◆ **GIVEN TASK**:
Answer with one number: the count of lines in this material that hold the word "color".

Data tied to figure images
/---
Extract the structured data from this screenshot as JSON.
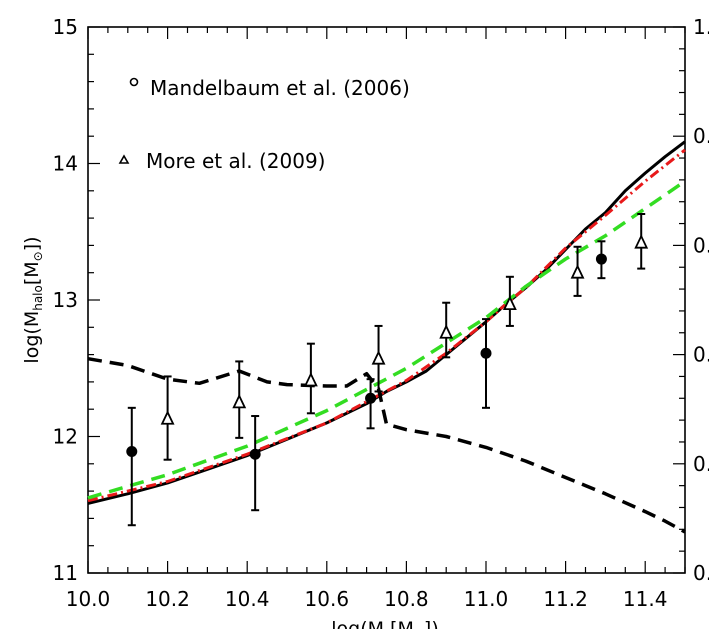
{
  "chart_data": {
    "type": "line",
    "xlabel": "log(M",
    "xlabel_sub": "*",
    "xlabel_unit_open": "[M",
    "xlabel_unit_close": "])",
    "ylabel_prefix": "log(M",
    "ylabel_sub": "halo",
    "ylabel_unit_open": "[M",
    "ylabel_unit_close": "])",
    "sun_symbol": "⊙",
    "xlim": [
      10.0,
      11.5
    ],
    "ylim": [
      11.0,
      15.0
    ],
    "x_ticks": [
      10.0,
      10.2,
      10.4,
      10.6,
      10.8,
      11.0,
      11.2,
      11.4
    ],
    "x_tick_labels": [
      "10.0",
      "10.2",
      "10.4",
      "10.6",
      "10.8",
      "11.0",
      "11.2",
      "11.4"
    ],
    "y_ticks": [
      11,
      12,
      13,
      14,
      15
    ],
    "y_tick_labels": [
      "11",
      "12",
      "13",
      "14",
      "15"
    ],
    "right_axis_tick_labels": [
      "0.",
      "0.",
      "0.",
      "0.",
      "0.",
      "1."
    ],
    "legend": [
      {
        "marker": "circle-open",
        "label": "Mandelbaum et al. (2006)"
      },
      {
        "marker": "triangle-open",
        "label": "More et al. (2009)"
      }
    ],
    "series": [
      {
        "style": "solid",
        "color": "#000000",
        "x": [
          10.0,
          10.1,
          10.2,
          10.3,
          10.4,
          10.5,
          10.6,
          10.7,
          10.75,
          10.8,
          10.85,
          10.9,
          10.95,
          11.0,
          11.05,
          11.1,
          11.15,
          11.2,
          11.25,
          11.3,
          11.35,
          11.4,
          11.45,
          11.5
        ],
        "y": [
          11.51,
          11.58,
          11.66,
          11.76,
          11.86,
          11.98,
          12.1,
          12.24,
          12.33,
          12.4,
          12.48,
          12.6,
          12.72,
          12.84,
          12.97,
          13.09,
          13.22,
          13.37,
          13.52,
          13.64,
          13.8,
          13.93,
          14.05,
          14.16
        ]
      },
      {
        "style": "dash-dot",
        "color": "#e8191a",
        "x": [
          10.0,
          10.2,
          10.4,
          10.6,
          10.8,
          10.9,
          11.0,
          11.05,
          11.1,
          11.2,
          11.3,
          11.4,
          11.5
        ],
        "y": [
          11.53,
          11.67,
          11.87,
          12.1,
          12.41,
          12.61,
          12.84,
          12.97,
          13.09,
          13.38,
          13.62,
          13.87,
          14.1
        ]
      },
      {
        "style": "dashed",
        "color": "#33dd22",
        "x": [
          10.0,
          10.2,
          10.4,
          10.6,
          10.8,
          11.0,
          11.1,
          11.2,
          11.3,
          11.4,
          11.5
        ],
        "y": [
          11.55,
          11.72,
          11.93,
          12.19,
          12.5,
          12.87,
          13.1,
          13.3,
          13.47,
          13.67,
          13.87
        ]
      },
      {
        "style": "dashed",
        "color": "#000000",
        "x": [
          10.0,
          10.1,
          10.2,
          10.28,
          10.38,
          10.45,
          10.5,
          10.6,
          10.65,
          10.7,
          10.73,
          10.75,
          10.8,
          10.9,
          11.0,
          11.1,
          11.2,
          11.25,
          11.3,
          11.4,
          11.45,
          11.5
        ],
        "y": [
          12.57,
          12.52,
          12.42,
          12.39,
          12.48,
          12.4,
          12.38,
          12.37,
          12.37,
          12.46,
          12.35,
          12.09,
          12.05,
          12.0,
          11.92,
          11.82,
          11.7,
          11.64,
          11.58,
          11.45,
          11.38,
          11.3
        ]
      }
    ],
    "mandelbaum_points": [
      {
        "x": 10.11,
        "y": 11.89,
        "lo": 11.35,
        "hi": 12.21
      },
      {
        "x": 10.42,
        "y": 11.87,
        "lo": 11.46,
        "hi": 12.15
      },
      {
        "x": 10.71,
        "y": 12.28,
        "lo": 12.06,
        "hi": 12.42
      },
      {
        "x": 11.0,
        "y": 12.61,
        "lo": 12.21,
        "hi": 12.86
      },
      {
        "x": 11.29,
        "y": 13.3,
        "lo": 13.16,
        "hi": 13.43
      }
    ],
    "more_points": [
      {
        "x": 10.2,
        "y": 12.13,
        "lo": 11.83,
        "hi": 12.44
      },
      {
        "x": 10.38,
        "y": 12.25,
        "lo": 11.99,
        "hi": 12.55
      },
      {
        "x": 10.56,
        "y": 12.41,
        "lo": 12.17,
        "hi": 12.68
      },
      {
        "x": 10.73,
        "y": 12.57,
        "lo": 12.33,
        "hi": 12.81
      },
      {
        "x": 10.9,
        "y": 12.76,
        "lo": 12.58,
        "hi": 12.98
      },
      {
        "x": 11.06,
        "y": 12.97,
        "lo": 12.81,
        "hi": 13.17
      },
      {
        "x": 11.23,
        "y": 13.2,
        "lo": 13.03,
        "hi": 13.39
      },
      {
        "x": 11.39,
        "y": 13.42,
        "lo": 13.23,
        "hi": 13.63
      }
    ]
  }
}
\---
◆ **RESULT OF THE TASK**:
4